:: RECORD LIST ::

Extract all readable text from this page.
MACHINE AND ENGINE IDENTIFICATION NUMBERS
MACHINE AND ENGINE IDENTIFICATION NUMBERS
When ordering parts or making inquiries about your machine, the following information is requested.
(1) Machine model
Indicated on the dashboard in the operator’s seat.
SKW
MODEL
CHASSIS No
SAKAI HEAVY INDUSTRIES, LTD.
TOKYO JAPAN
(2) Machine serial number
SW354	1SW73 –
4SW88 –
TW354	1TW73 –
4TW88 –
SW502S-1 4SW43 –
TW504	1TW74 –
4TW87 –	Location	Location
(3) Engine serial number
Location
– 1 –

:::
:: RECORD LIST ::

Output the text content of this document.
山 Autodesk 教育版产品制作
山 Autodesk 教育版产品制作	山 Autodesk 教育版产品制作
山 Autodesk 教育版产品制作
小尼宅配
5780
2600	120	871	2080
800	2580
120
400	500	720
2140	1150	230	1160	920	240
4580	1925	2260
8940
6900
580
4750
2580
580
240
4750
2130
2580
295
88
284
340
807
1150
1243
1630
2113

:::

*INSTRUCTIONS TO FOLLOW:* Among the lines above, determine how many hold the word "text"; report the figure alone.

*WRITTEN SOLUTION:* 2